- _Task prompt_
Count, in the entries below, the lines in which "with" occurs. Give the number, nothing more.

- _Supplied information_
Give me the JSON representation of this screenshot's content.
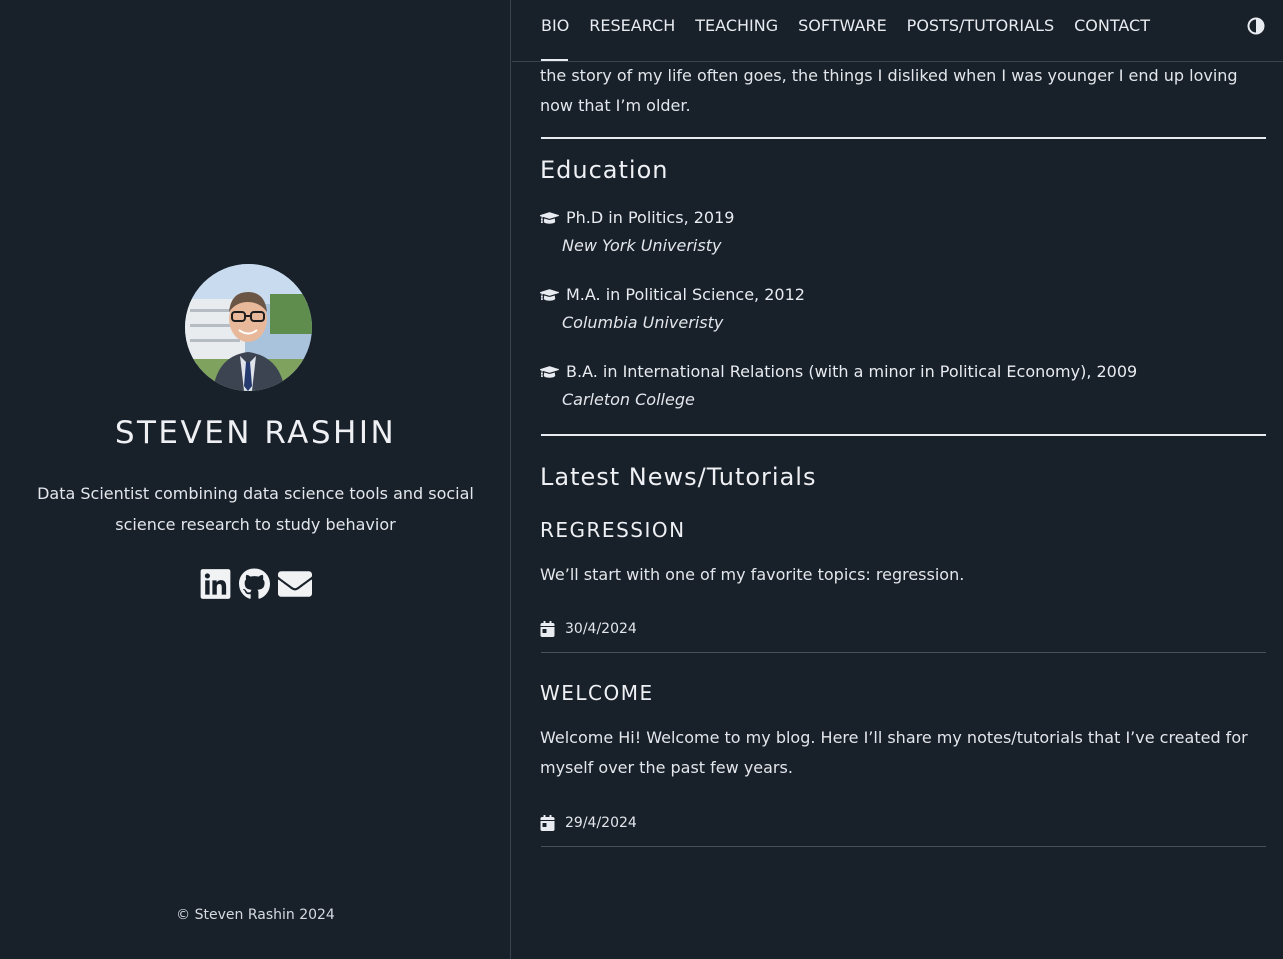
{
  "sidebar": {
    "name": "STEVEN RASHIN",
    "tagline": "Data Scientist combining data science tools and social science research to study behavior",
    "socials": [
      {
        "icon": "linkedin-icon"
      },
      {
        "icon": "github-icon"
      },
      {
        "icon": "envelope-icon"
      }
    ],
    "copyright": "© Steven Rashin 2024"
  },
  "nav": {
    "items": [
      "BIO",
      "RESEARCH",
      "TEACHING",
      "SOFTWARE",
      "POSTS/TUTORIALS",
      "CONTACT"
    ],
    "theme_icon": "contrast-icon"
  },
  "main": {
    "intro": "the story of my life often goes, the things I disliked when I was younger I end up loving now that I’m older.",
    "education": {
      "heading": "Education",
      "items": [
        {
          "degree": "Ph.D in Politics, 2019",
          "school": "New York Univeristy"
        },
        {
          "degree": "M.A. in Political Science, 2012",
          "school": "Columbia Univeristy"
        },
        {
          "degree": "B.A. in International Relations (with a minor in Political Economy), 2009",
          "school": "Carleton College"
        }
      ]
    },
    "news": {
      "heading": "Latest News/Tutorials",
      "posts": [
        {
          "title": "REGRESSION",
          "text": "We’ll start with one of my favorite topics: regression.",
          "date": "30/4/2024"
        },
        {
          "title": "WELCOME",
          "text": "Welcome Hi! Welcome to my blog. Here I’ll share my notes/tutorials that I’ve created for myself over the past few years.",
          "date": "29/4/2024"
        }
      ]
    }
  },
  "colors": {
    "background": "#18202a",
    "text": "#e8ebef",
    "divider": "#3a434d"
  }
}
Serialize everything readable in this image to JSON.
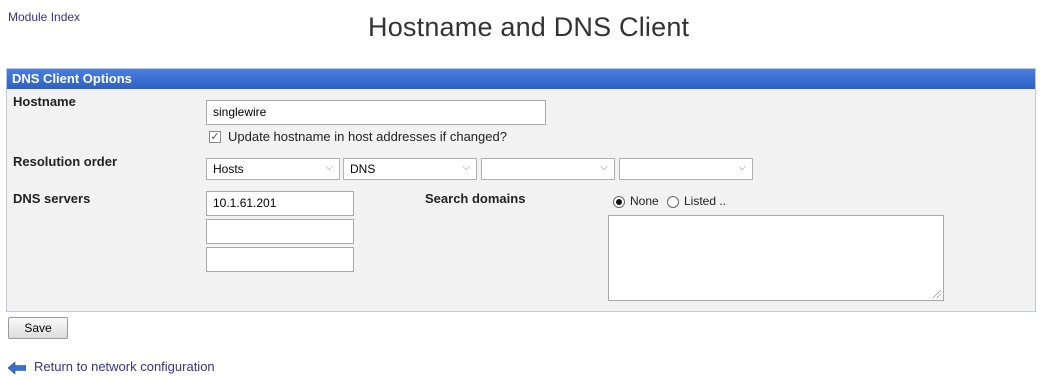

- _In response_
2